### Text excerpt
'''

This is respect for law enforcement week, and I wanted to pen a letter informative to the public yet personally challenging to any law enforcement officer reading it.
Officers are trained to function under high-stress levels but are not trained how to cope with its long-term effects. With the start of each shift an officer automatically elevates into a higher stress level than normal, everyday working citizens. By the end of their shift many officers tend to crash to an unhealthy below-normal stress level. This exhaustive state is brought on by working at a higher than normal stress level.
Time and again during training, officers are taught that they must operate at a higher alert level to survive the job. Day after day and year after year of high-low stress syndrome, if allowed to, will cause serious health issues and cynical attitudes in police officers. Stress survival training is still not being properly addressed for most police officers today.
In law enforcement, it is easy to become cynical because we constantly deal with the worst people and situations society can muster. In a few months on the job most officers see more suffering, evil and grotesque situations than normal folks see in a lifetime. For these reasons officers are often seen as tough and calloused individuals with hardened hearts. Honestly speaking, in many ways we are, because just like the military we are conditioned to function come hell or high water. In doing so, officers tend to inoculate themselves from one of God's greatest gifts, which is compassion. Openly displayed compassion or emotions are often viewed by one's peers as a weakness or hindrance to getting the job done. Years of high-low stress combined with years of pent-up emotions cause many officers to become extremely cynical. Some become so cynical that they develop an us-against-them mentality and come to see and expect only the worst in anything or anybody.

'''

### Data
'''

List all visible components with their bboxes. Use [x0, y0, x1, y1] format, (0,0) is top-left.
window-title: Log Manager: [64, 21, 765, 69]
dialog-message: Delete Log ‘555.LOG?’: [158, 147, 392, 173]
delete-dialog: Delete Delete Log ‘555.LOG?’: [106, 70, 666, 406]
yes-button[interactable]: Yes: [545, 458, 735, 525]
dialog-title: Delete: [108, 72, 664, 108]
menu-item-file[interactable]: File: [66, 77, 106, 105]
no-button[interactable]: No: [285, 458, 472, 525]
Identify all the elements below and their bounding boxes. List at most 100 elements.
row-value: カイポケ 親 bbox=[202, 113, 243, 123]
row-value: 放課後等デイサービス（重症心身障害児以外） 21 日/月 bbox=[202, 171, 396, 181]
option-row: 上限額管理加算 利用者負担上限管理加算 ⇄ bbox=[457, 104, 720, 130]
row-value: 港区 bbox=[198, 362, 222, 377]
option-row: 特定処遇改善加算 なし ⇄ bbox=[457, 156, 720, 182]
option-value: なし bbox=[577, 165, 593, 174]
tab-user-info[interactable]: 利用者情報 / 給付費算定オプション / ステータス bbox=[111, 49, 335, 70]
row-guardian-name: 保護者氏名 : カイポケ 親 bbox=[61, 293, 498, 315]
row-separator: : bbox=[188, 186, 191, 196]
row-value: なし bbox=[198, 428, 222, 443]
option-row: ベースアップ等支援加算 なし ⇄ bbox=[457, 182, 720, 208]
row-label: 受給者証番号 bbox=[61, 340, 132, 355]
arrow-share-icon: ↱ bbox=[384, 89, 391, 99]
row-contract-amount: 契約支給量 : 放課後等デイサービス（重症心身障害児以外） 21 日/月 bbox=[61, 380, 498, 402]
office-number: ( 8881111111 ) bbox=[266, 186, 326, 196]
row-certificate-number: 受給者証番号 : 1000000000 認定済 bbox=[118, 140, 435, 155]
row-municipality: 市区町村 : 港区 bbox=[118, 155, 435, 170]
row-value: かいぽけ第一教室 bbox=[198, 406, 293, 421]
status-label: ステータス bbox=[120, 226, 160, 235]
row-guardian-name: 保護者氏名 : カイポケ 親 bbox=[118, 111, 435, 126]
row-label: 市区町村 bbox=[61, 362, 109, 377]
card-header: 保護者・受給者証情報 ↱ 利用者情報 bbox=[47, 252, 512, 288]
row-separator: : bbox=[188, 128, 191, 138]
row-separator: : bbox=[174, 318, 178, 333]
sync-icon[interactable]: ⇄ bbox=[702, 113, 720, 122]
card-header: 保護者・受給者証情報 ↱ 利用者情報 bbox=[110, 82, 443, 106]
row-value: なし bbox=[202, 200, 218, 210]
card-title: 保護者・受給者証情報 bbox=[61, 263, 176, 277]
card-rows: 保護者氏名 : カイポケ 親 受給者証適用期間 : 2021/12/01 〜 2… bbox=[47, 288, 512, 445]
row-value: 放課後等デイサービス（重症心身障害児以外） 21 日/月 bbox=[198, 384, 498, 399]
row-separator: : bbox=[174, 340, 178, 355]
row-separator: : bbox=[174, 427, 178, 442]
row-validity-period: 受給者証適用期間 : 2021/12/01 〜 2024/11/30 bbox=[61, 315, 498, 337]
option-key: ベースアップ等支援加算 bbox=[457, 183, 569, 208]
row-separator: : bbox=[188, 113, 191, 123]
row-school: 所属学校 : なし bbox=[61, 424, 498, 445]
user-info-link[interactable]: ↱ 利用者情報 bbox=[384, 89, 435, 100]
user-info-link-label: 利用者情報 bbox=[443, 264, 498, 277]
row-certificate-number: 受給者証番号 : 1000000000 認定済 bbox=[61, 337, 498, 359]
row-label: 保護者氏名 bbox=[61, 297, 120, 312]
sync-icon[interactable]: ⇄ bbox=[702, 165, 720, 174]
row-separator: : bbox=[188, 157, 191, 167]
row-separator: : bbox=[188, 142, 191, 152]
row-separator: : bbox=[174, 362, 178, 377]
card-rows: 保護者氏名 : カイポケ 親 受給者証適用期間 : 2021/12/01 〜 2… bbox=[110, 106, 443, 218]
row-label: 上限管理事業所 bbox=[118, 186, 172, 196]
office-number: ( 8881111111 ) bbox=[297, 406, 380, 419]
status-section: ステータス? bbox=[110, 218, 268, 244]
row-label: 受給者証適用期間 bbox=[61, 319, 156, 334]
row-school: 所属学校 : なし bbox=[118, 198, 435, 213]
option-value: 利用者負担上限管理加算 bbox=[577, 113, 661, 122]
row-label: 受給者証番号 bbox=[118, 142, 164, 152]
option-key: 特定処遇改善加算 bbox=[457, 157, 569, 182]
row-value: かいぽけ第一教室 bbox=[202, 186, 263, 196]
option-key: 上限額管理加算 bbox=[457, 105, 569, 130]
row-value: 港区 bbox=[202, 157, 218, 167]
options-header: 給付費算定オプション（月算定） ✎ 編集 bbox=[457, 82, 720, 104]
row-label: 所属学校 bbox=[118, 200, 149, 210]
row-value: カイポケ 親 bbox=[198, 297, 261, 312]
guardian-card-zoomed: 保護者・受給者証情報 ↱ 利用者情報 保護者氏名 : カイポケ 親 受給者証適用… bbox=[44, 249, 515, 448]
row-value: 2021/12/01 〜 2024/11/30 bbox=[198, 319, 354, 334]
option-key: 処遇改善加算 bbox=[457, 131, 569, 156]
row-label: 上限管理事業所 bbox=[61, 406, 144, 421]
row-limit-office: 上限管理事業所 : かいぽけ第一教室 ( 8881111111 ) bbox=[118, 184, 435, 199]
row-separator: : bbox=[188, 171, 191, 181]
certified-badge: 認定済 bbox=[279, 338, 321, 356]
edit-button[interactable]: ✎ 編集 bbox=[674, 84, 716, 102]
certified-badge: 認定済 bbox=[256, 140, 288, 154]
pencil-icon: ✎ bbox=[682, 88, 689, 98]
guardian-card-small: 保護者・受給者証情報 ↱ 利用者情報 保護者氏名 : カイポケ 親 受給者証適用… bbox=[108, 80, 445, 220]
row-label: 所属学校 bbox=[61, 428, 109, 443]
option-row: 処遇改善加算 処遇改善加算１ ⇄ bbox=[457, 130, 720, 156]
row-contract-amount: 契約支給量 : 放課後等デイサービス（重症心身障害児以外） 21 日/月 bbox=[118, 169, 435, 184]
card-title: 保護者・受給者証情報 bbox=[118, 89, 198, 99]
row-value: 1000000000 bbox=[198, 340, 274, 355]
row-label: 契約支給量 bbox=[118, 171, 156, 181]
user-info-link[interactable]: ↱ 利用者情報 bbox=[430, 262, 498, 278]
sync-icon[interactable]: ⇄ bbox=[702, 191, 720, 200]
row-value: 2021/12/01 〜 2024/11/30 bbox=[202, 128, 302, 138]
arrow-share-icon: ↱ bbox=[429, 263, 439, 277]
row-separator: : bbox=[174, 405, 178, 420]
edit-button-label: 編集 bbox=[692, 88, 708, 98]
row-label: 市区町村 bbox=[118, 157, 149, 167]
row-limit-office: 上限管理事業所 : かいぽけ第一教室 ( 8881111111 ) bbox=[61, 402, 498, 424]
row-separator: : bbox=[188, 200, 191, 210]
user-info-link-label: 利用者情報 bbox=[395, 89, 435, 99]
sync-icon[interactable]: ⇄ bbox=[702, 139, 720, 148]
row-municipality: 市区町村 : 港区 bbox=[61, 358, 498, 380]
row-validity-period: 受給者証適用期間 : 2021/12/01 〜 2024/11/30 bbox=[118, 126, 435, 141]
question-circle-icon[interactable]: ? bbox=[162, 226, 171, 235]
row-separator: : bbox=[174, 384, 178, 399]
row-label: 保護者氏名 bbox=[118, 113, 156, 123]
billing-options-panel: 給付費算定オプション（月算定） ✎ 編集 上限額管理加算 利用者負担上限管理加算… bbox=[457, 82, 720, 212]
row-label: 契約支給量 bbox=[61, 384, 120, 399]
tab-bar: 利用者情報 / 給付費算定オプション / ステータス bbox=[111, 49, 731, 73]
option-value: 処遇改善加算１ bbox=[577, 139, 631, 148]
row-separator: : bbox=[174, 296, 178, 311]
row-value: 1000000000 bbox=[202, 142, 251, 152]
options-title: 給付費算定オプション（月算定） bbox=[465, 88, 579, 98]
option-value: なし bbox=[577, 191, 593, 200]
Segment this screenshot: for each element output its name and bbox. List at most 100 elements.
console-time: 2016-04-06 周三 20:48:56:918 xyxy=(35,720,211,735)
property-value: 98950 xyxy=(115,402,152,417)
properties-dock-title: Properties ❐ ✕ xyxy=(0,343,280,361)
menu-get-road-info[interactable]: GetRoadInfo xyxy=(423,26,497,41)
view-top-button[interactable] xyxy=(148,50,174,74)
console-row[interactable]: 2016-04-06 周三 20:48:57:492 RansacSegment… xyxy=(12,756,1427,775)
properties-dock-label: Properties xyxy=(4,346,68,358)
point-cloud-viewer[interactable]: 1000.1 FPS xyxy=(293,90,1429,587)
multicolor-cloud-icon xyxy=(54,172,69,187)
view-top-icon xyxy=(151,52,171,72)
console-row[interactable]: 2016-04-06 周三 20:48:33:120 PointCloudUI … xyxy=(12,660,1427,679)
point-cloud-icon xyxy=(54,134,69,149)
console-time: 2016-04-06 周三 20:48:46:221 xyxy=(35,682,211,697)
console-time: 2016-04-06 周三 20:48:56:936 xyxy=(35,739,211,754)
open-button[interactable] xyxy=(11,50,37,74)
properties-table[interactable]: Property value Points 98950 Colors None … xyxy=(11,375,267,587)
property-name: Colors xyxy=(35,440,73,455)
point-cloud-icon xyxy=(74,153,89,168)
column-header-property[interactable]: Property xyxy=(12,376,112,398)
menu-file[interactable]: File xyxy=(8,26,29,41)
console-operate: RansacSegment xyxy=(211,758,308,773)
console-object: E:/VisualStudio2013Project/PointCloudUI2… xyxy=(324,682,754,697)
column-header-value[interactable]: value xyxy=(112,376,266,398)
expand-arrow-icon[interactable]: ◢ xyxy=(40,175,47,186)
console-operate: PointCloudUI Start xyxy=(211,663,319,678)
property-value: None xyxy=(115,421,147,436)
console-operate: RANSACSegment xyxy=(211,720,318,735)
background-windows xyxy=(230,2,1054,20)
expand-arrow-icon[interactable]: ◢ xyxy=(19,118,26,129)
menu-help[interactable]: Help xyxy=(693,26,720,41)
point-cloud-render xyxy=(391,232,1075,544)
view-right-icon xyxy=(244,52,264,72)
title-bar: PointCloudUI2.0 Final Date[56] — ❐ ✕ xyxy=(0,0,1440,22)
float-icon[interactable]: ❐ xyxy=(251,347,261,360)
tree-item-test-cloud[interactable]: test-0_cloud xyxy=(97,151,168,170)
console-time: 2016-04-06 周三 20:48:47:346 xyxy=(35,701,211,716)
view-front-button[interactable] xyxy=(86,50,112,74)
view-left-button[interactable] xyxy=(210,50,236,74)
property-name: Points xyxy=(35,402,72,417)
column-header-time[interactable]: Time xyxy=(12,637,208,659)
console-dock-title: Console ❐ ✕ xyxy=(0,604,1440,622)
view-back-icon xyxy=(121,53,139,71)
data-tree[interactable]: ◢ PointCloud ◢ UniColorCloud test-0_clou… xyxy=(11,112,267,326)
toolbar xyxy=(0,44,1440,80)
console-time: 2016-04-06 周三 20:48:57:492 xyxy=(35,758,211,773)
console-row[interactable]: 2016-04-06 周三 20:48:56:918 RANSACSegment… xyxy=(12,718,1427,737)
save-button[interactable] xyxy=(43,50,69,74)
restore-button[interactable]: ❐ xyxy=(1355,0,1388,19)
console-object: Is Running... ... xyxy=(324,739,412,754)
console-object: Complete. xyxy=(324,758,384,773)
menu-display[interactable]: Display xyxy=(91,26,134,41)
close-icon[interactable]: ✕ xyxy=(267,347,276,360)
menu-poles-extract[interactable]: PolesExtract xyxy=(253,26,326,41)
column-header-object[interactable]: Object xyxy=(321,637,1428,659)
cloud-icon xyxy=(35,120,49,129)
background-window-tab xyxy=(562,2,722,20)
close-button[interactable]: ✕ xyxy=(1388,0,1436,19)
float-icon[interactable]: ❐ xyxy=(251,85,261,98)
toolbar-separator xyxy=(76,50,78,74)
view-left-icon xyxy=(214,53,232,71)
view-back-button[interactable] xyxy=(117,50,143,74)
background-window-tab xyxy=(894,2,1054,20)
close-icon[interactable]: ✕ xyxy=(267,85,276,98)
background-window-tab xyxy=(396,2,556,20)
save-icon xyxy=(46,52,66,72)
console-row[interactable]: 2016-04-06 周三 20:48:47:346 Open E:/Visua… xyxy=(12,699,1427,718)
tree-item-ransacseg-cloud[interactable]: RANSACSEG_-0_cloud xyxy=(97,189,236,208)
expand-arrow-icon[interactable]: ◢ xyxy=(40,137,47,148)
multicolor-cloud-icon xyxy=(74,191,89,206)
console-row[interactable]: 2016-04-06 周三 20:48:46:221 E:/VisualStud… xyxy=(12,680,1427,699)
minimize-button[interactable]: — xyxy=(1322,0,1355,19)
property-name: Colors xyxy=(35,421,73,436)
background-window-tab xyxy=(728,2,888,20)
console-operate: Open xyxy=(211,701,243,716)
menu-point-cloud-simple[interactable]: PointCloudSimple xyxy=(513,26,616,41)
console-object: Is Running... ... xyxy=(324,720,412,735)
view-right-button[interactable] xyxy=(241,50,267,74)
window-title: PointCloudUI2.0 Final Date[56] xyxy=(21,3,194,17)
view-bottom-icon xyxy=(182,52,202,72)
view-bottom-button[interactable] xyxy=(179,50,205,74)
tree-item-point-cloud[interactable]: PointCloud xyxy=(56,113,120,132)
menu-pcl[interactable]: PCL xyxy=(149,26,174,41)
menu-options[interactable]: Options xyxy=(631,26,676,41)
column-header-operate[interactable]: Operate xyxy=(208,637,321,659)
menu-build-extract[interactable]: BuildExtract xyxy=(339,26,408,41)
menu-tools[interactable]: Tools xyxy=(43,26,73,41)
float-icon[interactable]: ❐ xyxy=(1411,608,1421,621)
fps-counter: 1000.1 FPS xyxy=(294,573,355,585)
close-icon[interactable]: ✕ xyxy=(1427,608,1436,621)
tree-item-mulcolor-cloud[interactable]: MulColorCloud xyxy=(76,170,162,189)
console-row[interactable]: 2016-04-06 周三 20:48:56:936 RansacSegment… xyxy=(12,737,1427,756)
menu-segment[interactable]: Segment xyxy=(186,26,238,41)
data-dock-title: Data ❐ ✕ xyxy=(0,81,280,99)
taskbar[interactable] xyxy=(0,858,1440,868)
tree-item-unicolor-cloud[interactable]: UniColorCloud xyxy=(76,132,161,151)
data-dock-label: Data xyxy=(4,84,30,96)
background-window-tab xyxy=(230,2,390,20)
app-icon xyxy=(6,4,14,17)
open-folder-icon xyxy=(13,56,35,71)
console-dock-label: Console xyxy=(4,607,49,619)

'''

### Problem A
In the letter about officer stress, what week does the writer say it is?
### Problem B
Please reproduce the stretch of the letter about officer stress from "This is respect" through "officer reading it.".

### Answer box A
Respect for law enforcement week.

### Answer box B
This is respect for law enforcement week, and I wanted to pen a letter informative to the public yet personally challenging to any law enforcement officer reading it.